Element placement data
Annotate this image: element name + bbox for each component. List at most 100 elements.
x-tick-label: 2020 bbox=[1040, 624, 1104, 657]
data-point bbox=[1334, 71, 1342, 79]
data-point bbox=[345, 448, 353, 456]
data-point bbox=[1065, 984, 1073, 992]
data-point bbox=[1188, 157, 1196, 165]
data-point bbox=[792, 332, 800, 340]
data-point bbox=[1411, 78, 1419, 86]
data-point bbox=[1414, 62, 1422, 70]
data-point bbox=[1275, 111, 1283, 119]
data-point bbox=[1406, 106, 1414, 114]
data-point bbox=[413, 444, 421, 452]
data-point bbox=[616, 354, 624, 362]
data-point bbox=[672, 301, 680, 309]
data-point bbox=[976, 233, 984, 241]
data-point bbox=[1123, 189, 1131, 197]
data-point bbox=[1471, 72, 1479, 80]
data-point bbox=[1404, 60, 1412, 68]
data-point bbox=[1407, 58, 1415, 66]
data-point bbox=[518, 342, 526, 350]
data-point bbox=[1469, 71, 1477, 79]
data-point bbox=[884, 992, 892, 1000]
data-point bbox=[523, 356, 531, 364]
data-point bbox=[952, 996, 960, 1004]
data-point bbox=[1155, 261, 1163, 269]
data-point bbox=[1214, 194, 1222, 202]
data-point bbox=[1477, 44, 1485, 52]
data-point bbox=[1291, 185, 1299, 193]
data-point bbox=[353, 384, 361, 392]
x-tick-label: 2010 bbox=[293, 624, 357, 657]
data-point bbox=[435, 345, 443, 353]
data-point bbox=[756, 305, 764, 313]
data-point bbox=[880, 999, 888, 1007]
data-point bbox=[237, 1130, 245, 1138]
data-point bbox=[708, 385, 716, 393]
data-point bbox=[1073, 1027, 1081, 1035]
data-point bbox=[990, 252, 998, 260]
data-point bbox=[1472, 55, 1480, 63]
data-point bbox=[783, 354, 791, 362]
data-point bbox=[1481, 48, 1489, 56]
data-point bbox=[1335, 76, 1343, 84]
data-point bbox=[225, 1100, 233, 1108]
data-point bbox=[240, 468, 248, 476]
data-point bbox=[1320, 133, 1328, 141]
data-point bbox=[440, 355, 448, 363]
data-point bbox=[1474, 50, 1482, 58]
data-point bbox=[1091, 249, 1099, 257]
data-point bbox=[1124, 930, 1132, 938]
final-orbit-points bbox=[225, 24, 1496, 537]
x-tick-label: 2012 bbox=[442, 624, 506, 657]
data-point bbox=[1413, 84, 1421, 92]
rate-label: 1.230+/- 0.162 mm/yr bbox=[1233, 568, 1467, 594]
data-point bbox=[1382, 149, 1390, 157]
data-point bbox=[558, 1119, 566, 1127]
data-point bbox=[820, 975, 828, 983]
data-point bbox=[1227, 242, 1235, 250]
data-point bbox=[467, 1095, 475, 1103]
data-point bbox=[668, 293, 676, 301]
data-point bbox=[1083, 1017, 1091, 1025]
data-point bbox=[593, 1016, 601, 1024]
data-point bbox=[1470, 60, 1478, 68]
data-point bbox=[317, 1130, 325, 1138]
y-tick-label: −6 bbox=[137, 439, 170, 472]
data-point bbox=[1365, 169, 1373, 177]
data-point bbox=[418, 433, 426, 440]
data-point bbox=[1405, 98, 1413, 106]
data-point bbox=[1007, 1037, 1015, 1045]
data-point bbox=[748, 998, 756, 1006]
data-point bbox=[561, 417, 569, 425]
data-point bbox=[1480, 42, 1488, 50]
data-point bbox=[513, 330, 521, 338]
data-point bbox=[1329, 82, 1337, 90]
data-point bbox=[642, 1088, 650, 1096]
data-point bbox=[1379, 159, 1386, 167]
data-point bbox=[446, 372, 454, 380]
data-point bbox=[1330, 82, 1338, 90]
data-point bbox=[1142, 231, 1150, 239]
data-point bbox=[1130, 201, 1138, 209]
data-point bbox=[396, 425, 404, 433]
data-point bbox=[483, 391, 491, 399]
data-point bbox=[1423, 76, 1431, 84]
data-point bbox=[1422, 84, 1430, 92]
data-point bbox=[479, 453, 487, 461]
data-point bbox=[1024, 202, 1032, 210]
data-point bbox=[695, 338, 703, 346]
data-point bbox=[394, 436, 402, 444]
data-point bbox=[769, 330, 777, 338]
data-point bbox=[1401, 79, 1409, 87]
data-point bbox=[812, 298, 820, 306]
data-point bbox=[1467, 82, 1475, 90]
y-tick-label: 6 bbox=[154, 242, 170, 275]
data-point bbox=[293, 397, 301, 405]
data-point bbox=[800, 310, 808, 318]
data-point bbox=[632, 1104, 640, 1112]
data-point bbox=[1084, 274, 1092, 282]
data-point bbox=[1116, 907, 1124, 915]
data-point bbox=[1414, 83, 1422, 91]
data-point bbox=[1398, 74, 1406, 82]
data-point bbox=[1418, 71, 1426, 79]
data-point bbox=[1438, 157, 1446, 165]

**WRITTEN EXERCISE**
Reproduce every line of the records above verbatim, in the same order.

**RESULT**
Annotate this image: element name + bbox for each component. List at most 100 elements.
x-tick-label: 2020 bbox=[1040, 624, 1104, 657]
data-point bbox=[1334, 71, 1342, 79]
data-point bbox=[345, 448, 353, 456]
data-point bbox=[1065, 984, 1073, 992]
data-point bbox=[1188, 157, 1196, 165]
data-point bbox=[792, 332, 800, 340]
data-point bbox=[1411, 78, 1419, 86]
data-point bbox=[1414, 62, 1422, 70]
data-point bbox=[1275, 111, 1283, 119]
data-point bbox=[1406, 106, 1414, 114]
data-point bbox=[413, 444, 421, 452]
data-point bbox=[616, 354, 624, 362]
data-point bbox=[672, 301, 680, 309]
data-point bbox=[976, 233, 984, 241]
data-point bbox=[1123, 189, 1131, 197]
data-point bbox=[1471, 72, 1479, 80]
data-point bbox=[1404, 60, 1412, 68]
data-point bbox=[1407, 58, 1415, 66]
data-point bbox=[518, 342, 526, 350]
data-point bbox=[1469, 71, 1477, 79]
data-point bbox=[884, 992, 892, 1000]
data-point bbox=[523, 356, 531, 364]
data-point bbox=[952, 996, 960, 1004]
data-point bbox=[1155, 261, 1163, 269]
data-point bbox=[1214, 194, 1222, 202]
data-point bbox=[1477, 44, 1485, 52]
data-point bbox=[1291, 185, 1299, 193]
data-point bbox=[353, 384, 361, 392]
x-tick-label: 2010 bbox=[293, 624, 357, 657]
data-point bbox=[435, 345, 443, 353]
data-point bbox=[756, 305, 764, 313]
data-point bbox=[880, 999, 888, 1007]
data-point bbox=[237, 1130, 245, 1138]
data-point bbox=[708, 385, 716, 393]
data-point bbox=[1073, 1027, 1081, 1035]
data-point bbox=[990, 252, 998, 260]
data-point bbox=[1472, 55, 1480, 63]
data-point bbox=[783, 354, 791, 362]
data-point bbox=[1481, 48, 1489, 56]
data-point bbox=[1335, 76, 1343, 84]
data-point bbox=[225, 1100, 233, 1108]
data-point bbox=[240, 468, 248, 476]
data-point bbox=[1320, 133, 1328, 141]
data-point bbox=[440, 355, 448, 363]
data-point bbox=[1474, 50, 1482, 58]
data-point bbox=[1091, 249, 1099, 257]
data-point bbox=[1124, 930, 1132, 938]
final-orbit-points bbox=[225, 24, 1496, 537]
x-tick-label: 2012 bbox=[442, 624, 506, 657]
data-point bbox=[1413, 84, 1421, 92]
rate-label: 1.230+/- 0.162 mm/yr bbox=[1233, 568, 1467, 594]
data-point bbox=[1382, 149, 1390, 157]
data-point bbox=[558, 1119, 566, 1127]
data-point bbox=[820, 975, 828, 983]
data-point bbox=[1227, 242, 1235, 250]
data-point bbox=[467, 1095, 475, 1103]
data-point bbox=[668, 293, 676, 301]
data-point bbox=[1083, 1017, 1091, 1025]
data-point bbox=[593, 1016, 601, 1024]
data-point bbox=[1470, 60, 1478, 68]
data-point bbox=[317, 1130, 325, 1138]
y-tick-label: −6 bbox=[137, 439, 170, 472]
data-point bbox=[1365, 169, 1373, 177]
data-point bbox=[418, 433, 426, 440]
data-point bbox=[1405, 98, 1413, 106]
data-point bbox=[1007, 1037, 1015, 1045]
data-point bbox=[748, 998, 756, 1006]
data-point bbox=[561, 417, 569, 425]
data-point bbox=[1480, 42, 1488, 50]
data-point bbox=[513, 330, 521, 338]
data-point bbox=[1329, 82, 1337, 90]
data-point bbox=[642, 1088, 650, 1096]
data-point bbox=[1379, 159, 1386, 167]
data-point bbox=[446, 372, 454, 380]
data-point bbox=[1330, 82, 1338, 90]
data-point bbox=[1142, 231, 1150, 239]
data-point bbox=[1130, 201, 1138, 209]
data-point bbox=[396, 425, 404, 433]
data-point bbox=[483, 391, 491, 399]
data-point bbox=[1423, 76, 1431, 84]
data-point bbox=[1422, 84, 1430, 92]
data-point bbox=[479, 453, 487, 461]
data-point bbox=[1024, 202, 1032, 210]
data-point bbox=[695, 338, 703, 346]
data-point bbox=[394, 436, 402, 444]
data-point bbox=[769, 330, 777, 338]
data-point bbox=[1401, 79, 1409, 87]
data-point bbox=[812, 298, 820, 306]
data-point bbox=[1467, 82, 1475, 90]
y-tick-label: 6 bbox=[154, 242, 170, 275]
data-point bbox=[293, 397, 301, 405]
data-point bbox=[800, 310, 808, 318]
data-point bbox=[632, 1104, 640, 1112]
data-point bbox=[1084, 274, 1092, 282]
data-point bbox=[1116, 907, 1124, 915]
data-point bbox=[1414, 83, 1422, 91]
data-point bbox=[1398, 74, 1406, 82]
data-point bbox=[1418, 71, 1426, 79]
data-point bbox=[1438, 157, 1446, 165]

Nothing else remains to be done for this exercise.